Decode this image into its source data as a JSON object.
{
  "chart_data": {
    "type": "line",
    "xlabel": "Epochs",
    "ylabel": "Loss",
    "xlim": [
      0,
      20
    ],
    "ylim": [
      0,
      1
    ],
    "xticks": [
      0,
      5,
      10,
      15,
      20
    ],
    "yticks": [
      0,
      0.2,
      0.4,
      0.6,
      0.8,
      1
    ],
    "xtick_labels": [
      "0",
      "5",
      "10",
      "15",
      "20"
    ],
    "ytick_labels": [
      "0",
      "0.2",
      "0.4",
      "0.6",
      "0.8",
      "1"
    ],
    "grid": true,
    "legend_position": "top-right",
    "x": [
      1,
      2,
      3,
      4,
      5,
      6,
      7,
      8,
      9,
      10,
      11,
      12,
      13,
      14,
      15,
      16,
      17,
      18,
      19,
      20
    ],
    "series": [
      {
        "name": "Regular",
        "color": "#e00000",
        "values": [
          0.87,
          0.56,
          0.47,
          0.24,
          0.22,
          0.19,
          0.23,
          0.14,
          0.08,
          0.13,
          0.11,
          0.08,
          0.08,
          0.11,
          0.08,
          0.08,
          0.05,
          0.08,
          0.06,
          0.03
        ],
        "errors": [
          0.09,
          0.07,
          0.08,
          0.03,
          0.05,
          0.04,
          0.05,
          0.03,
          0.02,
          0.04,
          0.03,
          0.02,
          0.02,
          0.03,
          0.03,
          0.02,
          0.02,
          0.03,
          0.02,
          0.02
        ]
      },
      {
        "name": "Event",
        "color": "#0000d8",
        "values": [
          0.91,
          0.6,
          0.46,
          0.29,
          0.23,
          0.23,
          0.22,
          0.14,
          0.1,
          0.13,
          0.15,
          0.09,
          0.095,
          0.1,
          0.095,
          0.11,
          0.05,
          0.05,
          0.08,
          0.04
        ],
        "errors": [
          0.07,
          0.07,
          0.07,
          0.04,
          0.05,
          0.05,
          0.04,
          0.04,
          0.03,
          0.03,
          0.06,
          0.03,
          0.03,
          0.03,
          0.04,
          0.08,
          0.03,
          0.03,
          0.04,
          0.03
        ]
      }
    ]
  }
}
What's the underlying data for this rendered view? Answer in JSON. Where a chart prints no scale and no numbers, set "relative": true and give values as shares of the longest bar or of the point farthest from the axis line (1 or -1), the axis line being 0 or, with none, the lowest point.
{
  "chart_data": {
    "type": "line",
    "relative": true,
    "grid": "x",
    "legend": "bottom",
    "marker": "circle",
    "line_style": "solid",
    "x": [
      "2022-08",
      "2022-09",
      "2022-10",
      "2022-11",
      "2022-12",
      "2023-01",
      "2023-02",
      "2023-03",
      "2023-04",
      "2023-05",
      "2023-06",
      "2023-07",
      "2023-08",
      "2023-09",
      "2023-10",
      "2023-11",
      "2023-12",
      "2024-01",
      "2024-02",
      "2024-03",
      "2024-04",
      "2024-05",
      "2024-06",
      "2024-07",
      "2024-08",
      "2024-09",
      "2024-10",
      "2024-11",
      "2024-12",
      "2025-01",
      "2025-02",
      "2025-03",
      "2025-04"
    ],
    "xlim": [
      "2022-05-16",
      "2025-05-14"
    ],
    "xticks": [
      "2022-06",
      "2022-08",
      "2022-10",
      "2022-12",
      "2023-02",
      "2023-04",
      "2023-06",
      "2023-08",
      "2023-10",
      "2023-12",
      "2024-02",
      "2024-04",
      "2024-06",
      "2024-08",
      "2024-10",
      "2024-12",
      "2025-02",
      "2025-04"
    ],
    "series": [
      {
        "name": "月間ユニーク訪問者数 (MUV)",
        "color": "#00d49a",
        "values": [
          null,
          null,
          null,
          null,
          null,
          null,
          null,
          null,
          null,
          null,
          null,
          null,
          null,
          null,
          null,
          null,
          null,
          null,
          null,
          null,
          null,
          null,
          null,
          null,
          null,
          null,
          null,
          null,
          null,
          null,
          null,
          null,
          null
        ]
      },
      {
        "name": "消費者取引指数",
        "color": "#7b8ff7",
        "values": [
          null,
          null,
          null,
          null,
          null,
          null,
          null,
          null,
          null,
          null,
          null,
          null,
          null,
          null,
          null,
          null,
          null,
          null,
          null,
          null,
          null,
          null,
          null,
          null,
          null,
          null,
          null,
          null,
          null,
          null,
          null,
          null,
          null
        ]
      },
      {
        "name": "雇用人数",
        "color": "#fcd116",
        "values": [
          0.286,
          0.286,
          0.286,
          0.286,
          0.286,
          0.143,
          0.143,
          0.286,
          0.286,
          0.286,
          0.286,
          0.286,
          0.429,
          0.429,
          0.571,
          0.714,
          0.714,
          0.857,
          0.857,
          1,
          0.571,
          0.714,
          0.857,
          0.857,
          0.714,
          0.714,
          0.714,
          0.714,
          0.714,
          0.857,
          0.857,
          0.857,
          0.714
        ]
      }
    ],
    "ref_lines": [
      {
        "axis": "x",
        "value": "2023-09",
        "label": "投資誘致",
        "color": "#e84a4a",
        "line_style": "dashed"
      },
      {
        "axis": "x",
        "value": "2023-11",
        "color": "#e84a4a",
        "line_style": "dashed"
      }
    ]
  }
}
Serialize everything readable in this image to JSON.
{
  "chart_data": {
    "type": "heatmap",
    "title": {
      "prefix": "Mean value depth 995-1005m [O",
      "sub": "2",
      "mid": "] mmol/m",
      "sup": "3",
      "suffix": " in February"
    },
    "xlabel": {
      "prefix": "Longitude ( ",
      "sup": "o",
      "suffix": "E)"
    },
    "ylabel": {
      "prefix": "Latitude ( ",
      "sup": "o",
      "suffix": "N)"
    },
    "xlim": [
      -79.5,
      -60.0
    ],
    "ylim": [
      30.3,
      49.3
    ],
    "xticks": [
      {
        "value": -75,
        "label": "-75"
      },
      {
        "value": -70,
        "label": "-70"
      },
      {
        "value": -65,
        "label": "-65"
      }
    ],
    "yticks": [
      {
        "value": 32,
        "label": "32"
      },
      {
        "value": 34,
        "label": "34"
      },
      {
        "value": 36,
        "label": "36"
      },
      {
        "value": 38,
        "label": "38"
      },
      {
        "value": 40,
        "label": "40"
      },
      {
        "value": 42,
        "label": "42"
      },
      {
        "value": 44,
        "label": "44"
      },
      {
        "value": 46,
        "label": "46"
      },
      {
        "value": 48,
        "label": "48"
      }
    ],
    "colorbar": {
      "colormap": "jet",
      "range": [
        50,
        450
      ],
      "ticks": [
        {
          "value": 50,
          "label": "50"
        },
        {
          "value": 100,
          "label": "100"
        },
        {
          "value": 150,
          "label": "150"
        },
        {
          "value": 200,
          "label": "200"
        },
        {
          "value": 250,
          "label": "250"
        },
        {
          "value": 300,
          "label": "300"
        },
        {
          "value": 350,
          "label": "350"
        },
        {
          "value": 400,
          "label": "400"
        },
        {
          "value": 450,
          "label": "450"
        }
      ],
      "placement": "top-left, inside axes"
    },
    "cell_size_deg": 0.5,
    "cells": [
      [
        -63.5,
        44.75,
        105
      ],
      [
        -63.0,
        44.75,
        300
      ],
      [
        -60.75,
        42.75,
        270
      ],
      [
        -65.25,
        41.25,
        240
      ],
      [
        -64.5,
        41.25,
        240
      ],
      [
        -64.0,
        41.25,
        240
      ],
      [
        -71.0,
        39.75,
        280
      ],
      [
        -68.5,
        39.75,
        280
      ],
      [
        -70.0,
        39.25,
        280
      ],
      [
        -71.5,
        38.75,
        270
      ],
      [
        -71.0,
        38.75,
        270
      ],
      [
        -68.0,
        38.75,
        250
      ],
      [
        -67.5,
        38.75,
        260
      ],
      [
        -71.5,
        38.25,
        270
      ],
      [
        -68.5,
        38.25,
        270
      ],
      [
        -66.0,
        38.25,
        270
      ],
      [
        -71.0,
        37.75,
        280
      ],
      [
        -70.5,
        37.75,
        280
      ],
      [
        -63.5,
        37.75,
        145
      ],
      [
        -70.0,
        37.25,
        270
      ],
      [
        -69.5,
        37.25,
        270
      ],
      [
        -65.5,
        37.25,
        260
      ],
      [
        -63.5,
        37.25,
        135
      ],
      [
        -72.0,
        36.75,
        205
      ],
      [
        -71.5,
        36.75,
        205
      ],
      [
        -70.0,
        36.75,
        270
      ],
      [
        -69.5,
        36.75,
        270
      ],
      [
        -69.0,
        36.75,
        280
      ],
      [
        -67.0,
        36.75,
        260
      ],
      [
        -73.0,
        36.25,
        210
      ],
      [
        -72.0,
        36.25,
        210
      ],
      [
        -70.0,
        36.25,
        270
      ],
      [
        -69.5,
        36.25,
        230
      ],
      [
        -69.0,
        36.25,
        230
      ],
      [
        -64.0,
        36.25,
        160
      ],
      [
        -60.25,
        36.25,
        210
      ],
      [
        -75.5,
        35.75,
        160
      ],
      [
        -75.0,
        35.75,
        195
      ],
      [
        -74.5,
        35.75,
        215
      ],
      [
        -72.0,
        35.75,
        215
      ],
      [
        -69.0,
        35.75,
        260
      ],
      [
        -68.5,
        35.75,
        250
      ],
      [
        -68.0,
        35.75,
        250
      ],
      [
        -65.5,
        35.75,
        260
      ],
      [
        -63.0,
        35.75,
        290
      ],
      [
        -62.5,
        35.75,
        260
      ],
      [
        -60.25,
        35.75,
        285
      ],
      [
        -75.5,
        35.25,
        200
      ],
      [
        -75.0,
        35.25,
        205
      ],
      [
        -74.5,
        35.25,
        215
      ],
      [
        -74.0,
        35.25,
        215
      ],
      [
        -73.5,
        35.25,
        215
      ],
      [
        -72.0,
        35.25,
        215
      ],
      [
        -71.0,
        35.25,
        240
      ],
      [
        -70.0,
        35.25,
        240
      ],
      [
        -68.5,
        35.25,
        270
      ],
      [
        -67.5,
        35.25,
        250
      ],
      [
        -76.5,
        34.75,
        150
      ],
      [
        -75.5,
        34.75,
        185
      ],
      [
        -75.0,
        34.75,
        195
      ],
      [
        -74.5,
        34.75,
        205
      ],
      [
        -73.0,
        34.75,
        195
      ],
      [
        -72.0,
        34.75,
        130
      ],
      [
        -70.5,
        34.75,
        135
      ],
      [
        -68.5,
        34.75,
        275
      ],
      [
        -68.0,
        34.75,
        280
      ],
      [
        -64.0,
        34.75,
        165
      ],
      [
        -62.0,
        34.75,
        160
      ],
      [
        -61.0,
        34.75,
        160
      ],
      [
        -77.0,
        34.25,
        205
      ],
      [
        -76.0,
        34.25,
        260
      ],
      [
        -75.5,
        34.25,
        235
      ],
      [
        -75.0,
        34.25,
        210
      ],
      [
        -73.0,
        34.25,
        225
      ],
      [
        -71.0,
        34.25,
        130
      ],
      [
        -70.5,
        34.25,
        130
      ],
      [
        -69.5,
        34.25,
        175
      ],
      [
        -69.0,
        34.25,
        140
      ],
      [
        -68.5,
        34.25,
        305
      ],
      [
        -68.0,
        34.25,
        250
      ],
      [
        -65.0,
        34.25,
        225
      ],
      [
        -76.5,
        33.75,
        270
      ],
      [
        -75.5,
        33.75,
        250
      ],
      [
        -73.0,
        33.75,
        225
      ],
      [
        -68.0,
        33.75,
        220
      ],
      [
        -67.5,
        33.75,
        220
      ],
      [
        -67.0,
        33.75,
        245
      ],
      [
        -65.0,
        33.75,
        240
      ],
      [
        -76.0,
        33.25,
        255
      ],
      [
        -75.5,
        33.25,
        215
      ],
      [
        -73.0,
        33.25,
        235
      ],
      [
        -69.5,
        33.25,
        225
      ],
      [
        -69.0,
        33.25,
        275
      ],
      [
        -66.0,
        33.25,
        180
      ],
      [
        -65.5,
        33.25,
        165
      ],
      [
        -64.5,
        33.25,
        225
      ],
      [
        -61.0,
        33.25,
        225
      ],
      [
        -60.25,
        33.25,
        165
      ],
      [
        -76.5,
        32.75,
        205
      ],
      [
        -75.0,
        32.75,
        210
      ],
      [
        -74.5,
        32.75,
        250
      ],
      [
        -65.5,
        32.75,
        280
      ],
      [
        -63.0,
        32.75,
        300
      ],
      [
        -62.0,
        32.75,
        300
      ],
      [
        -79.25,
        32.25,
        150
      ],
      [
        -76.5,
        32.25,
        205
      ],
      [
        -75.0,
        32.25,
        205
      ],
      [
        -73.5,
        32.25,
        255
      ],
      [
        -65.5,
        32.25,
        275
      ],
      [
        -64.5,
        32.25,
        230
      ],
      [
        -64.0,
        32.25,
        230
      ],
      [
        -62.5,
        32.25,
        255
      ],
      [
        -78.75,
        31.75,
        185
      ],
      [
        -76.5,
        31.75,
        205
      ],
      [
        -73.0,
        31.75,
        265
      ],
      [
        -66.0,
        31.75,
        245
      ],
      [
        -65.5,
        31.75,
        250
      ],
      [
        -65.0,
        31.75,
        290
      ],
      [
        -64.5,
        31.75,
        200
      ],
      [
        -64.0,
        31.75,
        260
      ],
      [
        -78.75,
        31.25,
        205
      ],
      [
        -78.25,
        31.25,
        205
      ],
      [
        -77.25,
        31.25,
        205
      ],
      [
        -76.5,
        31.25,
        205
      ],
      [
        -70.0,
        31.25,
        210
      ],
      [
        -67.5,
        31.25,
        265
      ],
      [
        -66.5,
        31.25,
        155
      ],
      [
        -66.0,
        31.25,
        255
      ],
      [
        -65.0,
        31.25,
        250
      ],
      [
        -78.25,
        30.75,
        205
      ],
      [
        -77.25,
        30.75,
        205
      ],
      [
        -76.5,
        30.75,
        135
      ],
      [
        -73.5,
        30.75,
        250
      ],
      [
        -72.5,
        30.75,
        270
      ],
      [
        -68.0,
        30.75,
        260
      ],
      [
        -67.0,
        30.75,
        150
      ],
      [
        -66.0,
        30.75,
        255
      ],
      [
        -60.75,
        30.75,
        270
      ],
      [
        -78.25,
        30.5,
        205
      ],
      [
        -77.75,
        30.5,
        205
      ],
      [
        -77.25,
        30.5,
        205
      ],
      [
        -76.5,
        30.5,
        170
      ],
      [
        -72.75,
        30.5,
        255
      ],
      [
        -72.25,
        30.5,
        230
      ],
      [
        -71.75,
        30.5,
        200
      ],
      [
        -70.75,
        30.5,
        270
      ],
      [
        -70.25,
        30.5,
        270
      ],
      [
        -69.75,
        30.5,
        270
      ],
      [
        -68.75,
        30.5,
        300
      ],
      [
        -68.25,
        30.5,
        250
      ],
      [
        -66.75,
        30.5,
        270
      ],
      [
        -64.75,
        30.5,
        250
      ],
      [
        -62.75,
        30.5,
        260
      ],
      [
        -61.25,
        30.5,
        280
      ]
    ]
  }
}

##########

Lines that hold the word "prefix" are the ones to return, every one of them.

      "prefix": "Mean value depth 995-1005m [O",
      "prefix": "Longitude ( ",
      "prefix": "Latitude ( ",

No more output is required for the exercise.